── Data in this exercise ──
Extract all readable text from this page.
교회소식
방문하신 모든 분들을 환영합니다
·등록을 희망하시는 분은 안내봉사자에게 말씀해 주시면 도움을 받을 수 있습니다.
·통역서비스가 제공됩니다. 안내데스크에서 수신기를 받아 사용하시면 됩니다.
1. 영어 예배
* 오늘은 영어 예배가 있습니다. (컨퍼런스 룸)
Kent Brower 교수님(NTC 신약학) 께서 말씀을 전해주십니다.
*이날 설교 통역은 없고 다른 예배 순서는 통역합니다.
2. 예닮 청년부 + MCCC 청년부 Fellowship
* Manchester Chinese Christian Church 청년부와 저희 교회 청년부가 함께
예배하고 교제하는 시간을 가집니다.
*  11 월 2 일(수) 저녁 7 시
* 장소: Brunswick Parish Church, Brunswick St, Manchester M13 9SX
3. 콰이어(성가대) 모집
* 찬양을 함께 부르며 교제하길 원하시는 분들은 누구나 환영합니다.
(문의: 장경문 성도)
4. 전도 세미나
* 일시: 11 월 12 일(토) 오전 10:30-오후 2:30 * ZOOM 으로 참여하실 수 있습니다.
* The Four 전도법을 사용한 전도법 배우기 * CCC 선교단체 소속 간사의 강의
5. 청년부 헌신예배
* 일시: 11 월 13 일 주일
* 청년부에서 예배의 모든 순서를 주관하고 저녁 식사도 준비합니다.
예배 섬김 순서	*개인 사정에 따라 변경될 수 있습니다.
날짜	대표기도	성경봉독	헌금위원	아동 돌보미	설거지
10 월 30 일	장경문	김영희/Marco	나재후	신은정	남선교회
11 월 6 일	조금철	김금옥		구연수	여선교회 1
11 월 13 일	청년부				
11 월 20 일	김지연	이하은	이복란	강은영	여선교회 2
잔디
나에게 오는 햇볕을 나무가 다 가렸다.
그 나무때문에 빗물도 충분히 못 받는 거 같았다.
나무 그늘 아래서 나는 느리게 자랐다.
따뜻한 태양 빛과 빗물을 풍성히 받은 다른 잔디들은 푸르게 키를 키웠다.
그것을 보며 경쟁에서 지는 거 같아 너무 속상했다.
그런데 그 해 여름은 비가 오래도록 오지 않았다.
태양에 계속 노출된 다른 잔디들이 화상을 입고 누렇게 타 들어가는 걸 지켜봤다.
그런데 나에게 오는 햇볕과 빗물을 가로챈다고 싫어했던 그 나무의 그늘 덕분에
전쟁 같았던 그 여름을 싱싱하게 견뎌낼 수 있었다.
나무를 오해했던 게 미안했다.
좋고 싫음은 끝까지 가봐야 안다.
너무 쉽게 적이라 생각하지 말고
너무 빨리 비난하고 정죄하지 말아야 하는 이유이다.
───
## Set task
Give all of the entries again, word for word.

## Answer to the problem
Extract all readable text from this page.
교회소식
방문하신 모든 분들을 환영합니다
·등록을 희망하시는 분은 안내봉사자에게 말씀해 주시면 도움을 받을 수 있습니다.
·통역서비스가 제공됩니다. 안내데스크에서 수신기를 받아 사용하시면 됩니다.
1. 영어 예배
* 오늘은 영어 예배가 있습니다. (컨퍼런스 룸)
Kent Brower 교수님(NTC 신약학) 께서 말씀을 전해주십니다.
*이날 설교 통역은 없고 다른 예배 순서는 통역합니다.
2. 예닮 청년부 + MCCC 청년부 Fellowship
* Manchester Chinese Christian Church 청년부와 저희 교회 청년부가 함께
예배하고 교제하는 시간을 가집니다.
*  11 월 2 일(수) 저녁 7 시
* 장소: Brunswick Parish Church, Brunswick St, Manchester M13 9SX
3. 콰이어(성가대) 모집
* 찬양을 함께 부르며 교제하길 원하시는 분들은 누구나 환영합니다.
(문의: 장경문 성도)
4. 전도 세미나
* 일시: 11 월 12 일(토) 오전 10:30-오후 2:30 * ZOOM 으로 참여하실 수 있습니다.
* The Four 전도법을 사용한 전도법 배우기 * CCC 선교단체 소속 간사의 강의
5. 청년부 헌신예배
* 일시: 11 월 13 일 주일
* 청년부에서 예배의 모든 순서를 주관하고 저녁 식사도 준비합니다.
예배 섬김 순서	*개인 사정에 따라 변경될 수 있습니다.
날짜	대표기도	성경봉독	헌금위원	아동 돌보미	설거지
10 월 30 일	장경문	김영희/Marco	나재후	신은정	남선교회
11 월 6 일	조금철	김금옥		구연수	여선교회 1
11 월 13 일	청년부				
11 월 20 일	김지연	이하은	이복란	강은영	여선교회 2
잔디
나에게 오는 햇볕을 나무가 다 가렸다.
그 나무때문에 빗물도 충분히 못 받는 거 같았다.
나무 그늘 아래서 나는 느리게 자랐다.
따뜻한 태양 빛과 빗물을 풍성히 받은 다른 잔디들은 푸르게 키를 키웠다.
그것을 보며 경쟁에서 지는 거 같아 너무 속상했다.
그런데 그 해 여름은 비가 오래도록 오지 않았다.
태양에 계속 노출된 다른 잔디들이 화상을 입고 누렇게 타 들어가는 걸 지켜봤다.
그런데 나에게 오는 햇볕과 빗물을 가로챈다고 싫어했던 그 나무의 그늘 덕분에
전쟁 같았던 그 여름을 싱싱하게 견뎌낼 수 있었다.
나무를 오해했던 게 미안했다.
좋고 싫음은 끝까지 가봐야 안다.
너무 쉽게 적이라 생각하지 말고
너무 빨리 비난하고 정죄하지 말아야 하는 이유이다.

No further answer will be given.